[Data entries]

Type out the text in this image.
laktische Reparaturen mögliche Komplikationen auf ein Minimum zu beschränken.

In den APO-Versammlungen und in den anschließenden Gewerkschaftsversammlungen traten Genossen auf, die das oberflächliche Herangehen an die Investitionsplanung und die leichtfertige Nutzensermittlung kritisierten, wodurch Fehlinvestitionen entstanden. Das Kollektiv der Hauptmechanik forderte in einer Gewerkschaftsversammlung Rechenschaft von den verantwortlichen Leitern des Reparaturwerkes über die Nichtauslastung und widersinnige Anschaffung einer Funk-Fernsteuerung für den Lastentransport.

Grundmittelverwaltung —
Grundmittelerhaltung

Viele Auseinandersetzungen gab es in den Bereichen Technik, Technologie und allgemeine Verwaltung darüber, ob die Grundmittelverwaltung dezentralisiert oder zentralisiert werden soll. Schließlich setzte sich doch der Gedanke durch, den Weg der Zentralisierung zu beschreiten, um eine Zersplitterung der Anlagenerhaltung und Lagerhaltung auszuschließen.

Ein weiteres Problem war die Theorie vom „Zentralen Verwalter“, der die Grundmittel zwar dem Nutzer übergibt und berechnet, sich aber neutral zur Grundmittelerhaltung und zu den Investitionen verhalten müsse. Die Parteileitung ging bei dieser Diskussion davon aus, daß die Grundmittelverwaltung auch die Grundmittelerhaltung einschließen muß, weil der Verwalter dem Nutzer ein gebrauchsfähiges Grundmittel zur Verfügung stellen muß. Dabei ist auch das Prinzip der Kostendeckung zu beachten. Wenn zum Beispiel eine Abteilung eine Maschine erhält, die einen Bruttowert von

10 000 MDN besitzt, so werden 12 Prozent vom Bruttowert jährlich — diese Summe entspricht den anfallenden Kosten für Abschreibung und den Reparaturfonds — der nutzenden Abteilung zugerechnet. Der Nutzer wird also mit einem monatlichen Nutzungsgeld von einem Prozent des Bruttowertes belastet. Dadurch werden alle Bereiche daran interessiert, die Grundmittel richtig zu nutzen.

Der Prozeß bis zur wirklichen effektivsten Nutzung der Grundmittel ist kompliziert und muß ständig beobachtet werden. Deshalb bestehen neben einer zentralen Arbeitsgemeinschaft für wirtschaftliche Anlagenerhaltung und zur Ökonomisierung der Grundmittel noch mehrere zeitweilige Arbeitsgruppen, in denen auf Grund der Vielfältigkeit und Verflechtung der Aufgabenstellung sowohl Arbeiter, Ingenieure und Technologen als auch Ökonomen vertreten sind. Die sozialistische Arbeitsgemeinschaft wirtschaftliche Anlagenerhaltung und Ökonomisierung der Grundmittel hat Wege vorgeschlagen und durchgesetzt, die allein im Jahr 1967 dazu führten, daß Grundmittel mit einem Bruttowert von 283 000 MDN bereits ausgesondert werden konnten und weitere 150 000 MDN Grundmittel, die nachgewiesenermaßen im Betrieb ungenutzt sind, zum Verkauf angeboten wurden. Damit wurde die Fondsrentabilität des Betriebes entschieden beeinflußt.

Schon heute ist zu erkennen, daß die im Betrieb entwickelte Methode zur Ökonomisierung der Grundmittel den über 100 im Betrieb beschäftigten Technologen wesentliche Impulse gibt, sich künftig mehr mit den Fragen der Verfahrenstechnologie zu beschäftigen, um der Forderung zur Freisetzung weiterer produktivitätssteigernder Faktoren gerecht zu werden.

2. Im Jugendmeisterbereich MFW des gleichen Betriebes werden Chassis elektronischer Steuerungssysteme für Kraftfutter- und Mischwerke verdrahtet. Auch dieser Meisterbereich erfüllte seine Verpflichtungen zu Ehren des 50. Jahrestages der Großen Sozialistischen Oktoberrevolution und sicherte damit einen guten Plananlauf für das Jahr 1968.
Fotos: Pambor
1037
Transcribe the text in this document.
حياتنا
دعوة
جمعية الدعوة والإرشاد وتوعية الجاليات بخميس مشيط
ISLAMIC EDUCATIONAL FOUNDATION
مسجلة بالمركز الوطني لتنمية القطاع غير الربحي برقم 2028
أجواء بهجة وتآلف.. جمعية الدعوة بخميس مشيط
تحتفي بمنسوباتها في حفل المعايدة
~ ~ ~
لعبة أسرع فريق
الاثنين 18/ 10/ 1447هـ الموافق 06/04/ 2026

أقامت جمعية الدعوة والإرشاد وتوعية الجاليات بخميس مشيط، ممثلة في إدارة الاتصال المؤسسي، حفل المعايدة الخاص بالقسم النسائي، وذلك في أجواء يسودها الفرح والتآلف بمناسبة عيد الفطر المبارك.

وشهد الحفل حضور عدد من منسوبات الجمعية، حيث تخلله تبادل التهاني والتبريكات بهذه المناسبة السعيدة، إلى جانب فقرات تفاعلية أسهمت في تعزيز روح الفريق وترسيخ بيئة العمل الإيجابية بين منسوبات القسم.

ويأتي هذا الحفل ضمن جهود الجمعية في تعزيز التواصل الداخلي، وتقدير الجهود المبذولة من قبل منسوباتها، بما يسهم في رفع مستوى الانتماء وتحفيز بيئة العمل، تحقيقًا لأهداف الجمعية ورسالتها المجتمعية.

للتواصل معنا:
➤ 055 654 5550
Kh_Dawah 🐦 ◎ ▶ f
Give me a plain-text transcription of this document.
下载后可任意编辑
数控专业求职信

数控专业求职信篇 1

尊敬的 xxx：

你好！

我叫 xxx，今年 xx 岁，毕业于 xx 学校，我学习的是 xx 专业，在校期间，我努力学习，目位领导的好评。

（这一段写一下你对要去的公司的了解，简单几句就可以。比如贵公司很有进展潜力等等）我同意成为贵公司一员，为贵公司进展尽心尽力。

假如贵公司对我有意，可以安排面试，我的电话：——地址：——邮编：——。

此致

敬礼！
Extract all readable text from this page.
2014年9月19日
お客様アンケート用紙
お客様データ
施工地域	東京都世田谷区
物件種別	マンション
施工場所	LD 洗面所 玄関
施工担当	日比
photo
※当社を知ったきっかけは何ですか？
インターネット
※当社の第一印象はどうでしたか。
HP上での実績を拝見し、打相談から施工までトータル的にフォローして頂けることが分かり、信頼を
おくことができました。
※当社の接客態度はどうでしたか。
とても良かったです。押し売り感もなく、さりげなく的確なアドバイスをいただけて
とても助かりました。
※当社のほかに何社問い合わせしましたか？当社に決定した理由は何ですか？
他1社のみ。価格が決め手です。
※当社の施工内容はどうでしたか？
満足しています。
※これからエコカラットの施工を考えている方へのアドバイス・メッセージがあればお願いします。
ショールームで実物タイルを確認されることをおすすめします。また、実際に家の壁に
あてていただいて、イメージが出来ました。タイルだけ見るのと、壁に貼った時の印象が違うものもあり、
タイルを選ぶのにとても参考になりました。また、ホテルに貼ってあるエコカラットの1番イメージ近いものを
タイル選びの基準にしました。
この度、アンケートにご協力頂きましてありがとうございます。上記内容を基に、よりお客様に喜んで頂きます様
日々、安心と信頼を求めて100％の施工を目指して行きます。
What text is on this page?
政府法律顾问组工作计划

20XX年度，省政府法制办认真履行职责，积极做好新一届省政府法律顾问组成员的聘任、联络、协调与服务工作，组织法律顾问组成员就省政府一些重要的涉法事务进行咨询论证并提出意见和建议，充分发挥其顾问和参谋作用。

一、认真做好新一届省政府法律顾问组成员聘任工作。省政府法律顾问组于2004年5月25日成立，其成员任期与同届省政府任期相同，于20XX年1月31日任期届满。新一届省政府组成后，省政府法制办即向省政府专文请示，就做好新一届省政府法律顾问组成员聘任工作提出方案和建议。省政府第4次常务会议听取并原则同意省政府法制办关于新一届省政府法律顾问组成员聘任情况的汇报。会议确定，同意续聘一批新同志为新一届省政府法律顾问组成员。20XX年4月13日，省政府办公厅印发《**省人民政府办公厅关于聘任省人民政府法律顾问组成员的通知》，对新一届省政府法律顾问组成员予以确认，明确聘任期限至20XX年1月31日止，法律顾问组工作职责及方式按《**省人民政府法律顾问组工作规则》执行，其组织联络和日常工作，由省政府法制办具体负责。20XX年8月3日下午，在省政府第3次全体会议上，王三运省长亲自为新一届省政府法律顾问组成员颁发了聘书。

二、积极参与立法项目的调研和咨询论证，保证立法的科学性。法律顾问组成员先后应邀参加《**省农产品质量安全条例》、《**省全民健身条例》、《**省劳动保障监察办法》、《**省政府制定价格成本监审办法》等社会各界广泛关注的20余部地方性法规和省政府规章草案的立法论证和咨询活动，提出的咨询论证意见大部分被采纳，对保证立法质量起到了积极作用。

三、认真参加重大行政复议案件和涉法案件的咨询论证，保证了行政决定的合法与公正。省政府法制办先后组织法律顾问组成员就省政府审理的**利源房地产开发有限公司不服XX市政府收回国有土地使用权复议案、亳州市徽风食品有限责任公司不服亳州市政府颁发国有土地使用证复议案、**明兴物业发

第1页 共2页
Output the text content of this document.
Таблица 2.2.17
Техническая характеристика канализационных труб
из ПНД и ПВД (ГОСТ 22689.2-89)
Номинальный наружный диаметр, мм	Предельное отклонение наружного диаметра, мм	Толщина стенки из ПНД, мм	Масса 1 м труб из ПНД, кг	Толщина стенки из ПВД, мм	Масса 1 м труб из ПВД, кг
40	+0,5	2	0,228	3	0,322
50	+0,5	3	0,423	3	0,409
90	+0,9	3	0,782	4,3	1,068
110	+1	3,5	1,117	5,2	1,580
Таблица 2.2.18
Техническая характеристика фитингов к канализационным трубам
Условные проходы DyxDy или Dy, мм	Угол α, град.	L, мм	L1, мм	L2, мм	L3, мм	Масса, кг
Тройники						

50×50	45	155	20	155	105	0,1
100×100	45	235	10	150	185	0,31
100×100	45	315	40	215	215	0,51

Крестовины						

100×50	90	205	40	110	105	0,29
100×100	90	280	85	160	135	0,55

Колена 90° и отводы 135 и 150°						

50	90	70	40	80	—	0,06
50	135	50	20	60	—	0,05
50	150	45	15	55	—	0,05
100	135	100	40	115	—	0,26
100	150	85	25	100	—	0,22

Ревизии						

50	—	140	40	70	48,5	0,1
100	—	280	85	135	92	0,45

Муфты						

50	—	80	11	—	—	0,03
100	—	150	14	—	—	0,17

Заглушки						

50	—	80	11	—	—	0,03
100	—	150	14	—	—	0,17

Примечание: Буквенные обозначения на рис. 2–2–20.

■ Task details ■
From the listing above, copy all lines holding the word "this".

■ Task answer ■
Type out the text in this image.
Transcribe the text in this document.
Give me a plain-text transcription of this document.
Extract all readable text from this page.
What text is on this page?
Output the text content of this document.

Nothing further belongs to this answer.